Repeat every record below exactly, leaving out the pictures.
※ ※ ※
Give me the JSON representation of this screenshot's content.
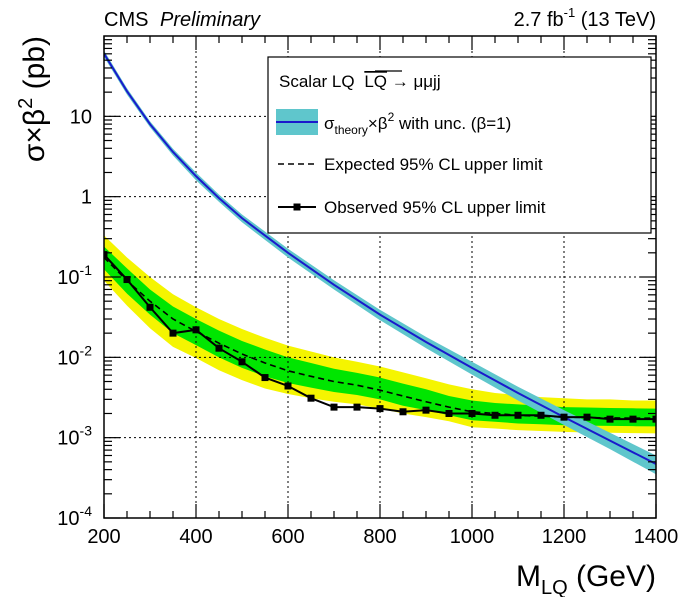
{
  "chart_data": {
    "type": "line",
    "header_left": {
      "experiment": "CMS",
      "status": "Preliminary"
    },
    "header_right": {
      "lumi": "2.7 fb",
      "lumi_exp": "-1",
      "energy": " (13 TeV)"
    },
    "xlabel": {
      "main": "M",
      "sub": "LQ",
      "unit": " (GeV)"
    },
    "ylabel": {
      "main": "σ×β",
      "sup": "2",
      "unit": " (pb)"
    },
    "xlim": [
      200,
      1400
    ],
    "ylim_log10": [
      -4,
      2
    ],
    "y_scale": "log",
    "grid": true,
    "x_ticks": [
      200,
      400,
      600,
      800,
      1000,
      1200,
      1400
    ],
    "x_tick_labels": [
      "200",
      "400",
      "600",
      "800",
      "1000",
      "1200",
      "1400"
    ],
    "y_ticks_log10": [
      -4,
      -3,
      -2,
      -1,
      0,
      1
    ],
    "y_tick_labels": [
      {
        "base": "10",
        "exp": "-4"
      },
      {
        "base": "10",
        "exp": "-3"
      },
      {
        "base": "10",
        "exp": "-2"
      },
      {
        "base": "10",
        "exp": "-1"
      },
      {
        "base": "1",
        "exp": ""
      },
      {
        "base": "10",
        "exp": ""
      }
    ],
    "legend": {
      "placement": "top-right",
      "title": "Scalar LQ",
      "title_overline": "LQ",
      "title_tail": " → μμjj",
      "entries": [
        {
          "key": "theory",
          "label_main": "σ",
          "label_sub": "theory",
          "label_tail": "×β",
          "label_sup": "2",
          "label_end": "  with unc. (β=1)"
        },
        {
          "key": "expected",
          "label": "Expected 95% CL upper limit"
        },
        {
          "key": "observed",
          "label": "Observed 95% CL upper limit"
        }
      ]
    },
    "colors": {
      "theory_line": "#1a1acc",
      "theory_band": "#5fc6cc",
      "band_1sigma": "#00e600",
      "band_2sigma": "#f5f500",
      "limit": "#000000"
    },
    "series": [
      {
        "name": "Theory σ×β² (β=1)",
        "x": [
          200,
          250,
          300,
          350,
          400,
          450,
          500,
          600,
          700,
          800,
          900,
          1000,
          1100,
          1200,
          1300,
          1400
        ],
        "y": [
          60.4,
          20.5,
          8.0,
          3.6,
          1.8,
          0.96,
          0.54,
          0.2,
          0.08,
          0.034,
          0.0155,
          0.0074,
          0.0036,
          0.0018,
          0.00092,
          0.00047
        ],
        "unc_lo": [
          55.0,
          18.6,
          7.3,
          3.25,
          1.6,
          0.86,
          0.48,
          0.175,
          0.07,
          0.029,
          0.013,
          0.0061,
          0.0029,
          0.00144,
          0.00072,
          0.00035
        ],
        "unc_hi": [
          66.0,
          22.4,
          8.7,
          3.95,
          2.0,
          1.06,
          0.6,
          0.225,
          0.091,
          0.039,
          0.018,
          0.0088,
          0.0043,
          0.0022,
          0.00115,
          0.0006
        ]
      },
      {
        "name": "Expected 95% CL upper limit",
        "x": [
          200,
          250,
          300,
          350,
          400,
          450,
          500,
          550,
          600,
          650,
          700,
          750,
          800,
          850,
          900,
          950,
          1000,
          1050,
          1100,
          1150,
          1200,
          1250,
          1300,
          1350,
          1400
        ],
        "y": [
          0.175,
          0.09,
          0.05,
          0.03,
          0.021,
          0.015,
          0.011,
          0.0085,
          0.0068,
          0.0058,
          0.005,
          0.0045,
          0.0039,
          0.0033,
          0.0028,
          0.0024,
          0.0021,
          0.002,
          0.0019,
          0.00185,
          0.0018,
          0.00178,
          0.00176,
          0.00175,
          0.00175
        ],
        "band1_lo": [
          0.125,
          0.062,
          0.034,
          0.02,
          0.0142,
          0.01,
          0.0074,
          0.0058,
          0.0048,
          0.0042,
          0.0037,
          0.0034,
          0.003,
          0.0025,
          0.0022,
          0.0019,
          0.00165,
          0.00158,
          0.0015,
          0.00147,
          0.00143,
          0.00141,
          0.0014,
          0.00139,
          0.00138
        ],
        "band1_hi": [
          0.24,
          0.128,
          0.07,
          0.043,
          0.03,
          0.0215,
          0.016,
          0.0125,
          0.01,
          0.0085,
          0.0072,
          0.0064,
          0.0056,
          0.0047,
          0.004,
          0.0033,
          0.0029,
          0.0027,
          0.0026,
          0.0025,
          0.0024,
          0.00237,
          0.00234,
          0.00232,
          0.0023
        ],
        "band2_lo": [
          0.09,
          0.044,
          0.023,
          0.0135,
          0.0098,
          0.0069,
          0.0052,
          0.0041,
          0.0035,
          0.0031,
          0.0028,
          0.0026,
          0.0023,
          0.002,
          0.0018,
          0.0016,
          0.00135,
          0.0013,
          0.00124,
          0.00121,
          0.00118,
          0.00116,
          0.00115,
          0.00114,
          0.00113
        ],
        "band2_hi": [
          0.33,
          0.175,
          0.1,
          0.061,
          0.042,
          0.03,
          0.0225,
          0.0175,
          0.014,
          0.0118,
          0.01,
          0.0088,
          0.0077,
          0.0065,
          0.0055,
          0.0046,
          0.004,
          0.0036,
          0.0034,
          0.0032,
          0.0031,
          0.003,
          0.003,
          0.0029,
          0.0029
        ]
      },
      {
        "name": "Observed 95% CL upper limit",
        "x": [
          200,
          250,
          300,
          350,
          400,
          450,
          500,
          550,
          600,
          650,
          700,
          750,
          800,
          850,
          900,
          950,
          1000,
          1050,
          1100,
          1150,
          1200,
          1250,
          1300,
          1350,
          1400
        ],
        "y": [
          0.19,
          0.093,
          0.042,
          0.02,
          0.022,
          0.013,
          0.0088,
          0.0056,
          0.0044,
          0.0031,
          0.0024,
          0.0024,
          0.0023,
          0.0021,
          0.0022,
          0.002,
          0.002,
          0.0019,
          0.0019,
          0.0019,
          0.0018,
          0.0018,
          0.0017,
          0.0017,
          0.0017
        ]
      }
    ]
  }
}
※ ※ ※
Problem solution —
Give me the JSON representation of this screenshot's content.
{
  "chart_data": {
    "type": "line",
    "header_left": {
      "experiment": "CMS",
      "status": "Preliminary"
    },
    "header_right": {
      "lumi": "2.7 fb",
      "lumi_exp": "-1",
      "energy": " (13 TeV)"
    },
    "xlabel": {
      "main": "M",
      "sub": "LQ",
      "unit": " (GeV)"
    },
    "ylabel": {
      "main": "σ×β",
      "sup": "2",
      "unit": " (pb)"
    },
    "xlim": [
      200,
      1400
    ],
    "ylim_log10": [
      -4,
      2
    ],
    "y_scale": "log",
    "grid": true,
    "x_ticks": [
      200,
      400,
      600,
      800,
      1000,
      1200,
      1400
    ],
    "x_tick_labels": [
      "200",
      "400",
      "600",
      "800",
      "1000",
      "1200",
      "1400"
    ],
    "y_ticks_log10": [
      -4,
      -3,
      -2,
      -1,
      0,
      1
    ],
    "y_tick_labels": [
      {
        "base": "10",
        "exp": "-4"
      },
      {
        "base": "10",
        "exp": "-3"
      },
      {
        "base": "10",
        "exp": "-2"
      },
      {
        "base": "10",
        "exp": "-1"
      },
      {
        "base": "1",
        "exp": ""
      },
      {
        "base": "10",
        "exp": ""
      }
    ],
    "legend": {
      "placement": "top-right",
      "title": "Scalar LQ",
      "title_overline": "LQ",
      "title_tail": " → μμjj",
      "entries": [
        {
          "key": "theory",
          "label_main": "σ",
          "label_sub": "theory",
          "label_tail": "×β",
          "label_sup": "2",
          "label_end": "  with unc. (β=1)"
        },
        {
          "key": "expected",
          "label": "Expected 95% CL upper limit"
        },
        {
          "key": "observed",
          "label": "Observed 95% CL upper limit"
        }
      ]
    },
    "colors": {
      "theory_line": "#1a1acc",
      "theory_band": "#5fc6cc",
      "band_1sigma": "#00e600",
      "band_2sigma": "#f5f500",
      "limit": "#000000"
    },
    "series": [
      {
        "name": "Theory σ×β² (β=1)",
        "x": [
          200,
          250,
          300,
          350,
          400,
          450,
          500,
          600,
          700,
          800,
          900,
          1000,
          1100,
          1200,
          1300,
          1400
        ],
        "y": [
          60.4,
          20.5,
          8.0,
          3.6,
          1.8,
          0.96,
          0.54,
          0.2,
          0.08,
          0.034,
          0.0155,
          0.0074,
          0.0036,
          0.0018,
          0.00092,
          0.00047
        ],
        "unc_lo": [
          55.0,
          18.6,
          7.3,
          3.25,
          1.6,
          0.86,
          0.48,
          0.175,
          0.07,
          0.029,
          0.013,
          0.0061,
          0.0029,
          0.00144,
          0.00072,
          0.00035
        ],
        "unc_hi": [
          66.0,
          22.4,
          8.7,
          3.95,
          2.0,
          1.06,
          0.6,
          0.225,
          0.091,
          0.039,
          0.018,
          0.0088,
          0.0043,
          0.0022,
          0.00115,
          0.0006
        ]
      },
      {
        "name": "Expected 95% CL upper limit",
        "x": [
          200,
          250,
          300,
          350,
          400,
          450,
          500,
          550,
          600,
          650,
          700,
          750,
          800,
          850,
          900,
          950,
          1000,
          1050,
          1100,
          1150,
          1200,
          1250,
          1300,
          1350,
          1400
        ],
        "y": [
          0.175,
          0.09,
          0.05,
          0.03,
          0.021,
          0.015,
          0.011,
          0.0085,
          0.0068,
          0.0058,
          0.005,
          0.0045,
          0.0039,
          0.0033,
          0.0028,
          0.0024,
          0.0021,
          0.002,
          0.0019,
          0.00185,
          0.0018,
          0.00178,
          0.00176,
          0.00175,
          0.00175
        ],
        "band1_lo": [
          0.125,
          0.062,
          0.034,
          0.02,
          0.0142,
          0.01,
          0.0074,
          0.0058,
          0.0048,
          0.0042,
          0.0037,
          0.0034,
          0.003,
          0.0025,
          0.0022,
          0.0019,
          0.00165,
          0.00158,
          0.0015,
          0.00147,
          0.00143,
          0.00141,
          0.0014,
          0.00139,
          0.00138
        ],
        "band1_hi": [
          0.24,
          0.128,
          0.07,
          0.043,
          0.03,
          0.0215,
          0.016,
          0.0125,
          0.01,
          0.0085,
          0.0072,
          0.0064,
          0.0056,
          0.0047,
          0.004,
          0.0033,
          0.0029,
          0.0027,
          0.0026,
          0.0025,
          0.0024,
          0.00237,
          0.00234,
          0.00232,
          0.0023
        ],
        "band2_lo": [
          0.09,
          0.044,
          0.023,
          0.0135,
          0.0098,
          0.0069,
          0.0052,
          0.0041,
          0.0035,
          0.0031,
          0.0028,
          0.0026,
          0.0023,
          0.002,
          0.0018,
          0.0016,
          0.00135,
          0.0013,
          0.00124,
          0.00121,
          0.00118,
          0.00116,
          0.00115,
          0.00114,
          0.00113
        ],
        "band2_hi": [
          0.33,
          0.175,
          0.1,
          0.061,
          0.042,
          0.03,
          0.0225,
          0.0175,
          0.014,
          0.0118,
          0.01,
          0.0088,
          0.0077,
          0.0065,
          0.0055,
          0.0046,
          0.004,
          0.0036,
          0.0034,
          0.0032,
          0.0031,
          0.003,
          0.003,
          0.0029,
          0.0029
        ]
      },
      {
        "name": "Observed 95% CL upper limit",
        "x": [
          200,
          250,
          300,
          350,
          400,
          450,
          500,
          550,
          600,
          650,
          700,
          750,
          800,
          850,
          900,
          950,
          1000,
          1050,
          1100,
          1150,
          1200,
          1250,
          1300,
          1350,
          1400
        ],
        "y": [
          0.19,
          0.093,
          0.042,
          0.02,
          0.022,
          0.013,
          0.0088,
          0.0056,
          0.0044,
          0.0031,
          0.0024,
          0.0024,
          0.0023,
          0.0021,
          0.0022,
          0.002,
          0.002,
          0.0019,
          0.0019,
          0.0019,
          0.0018,
          0.0018,
          0.0017,
          0.0017,
          0.0017
        ]
      }
    ]
  }
}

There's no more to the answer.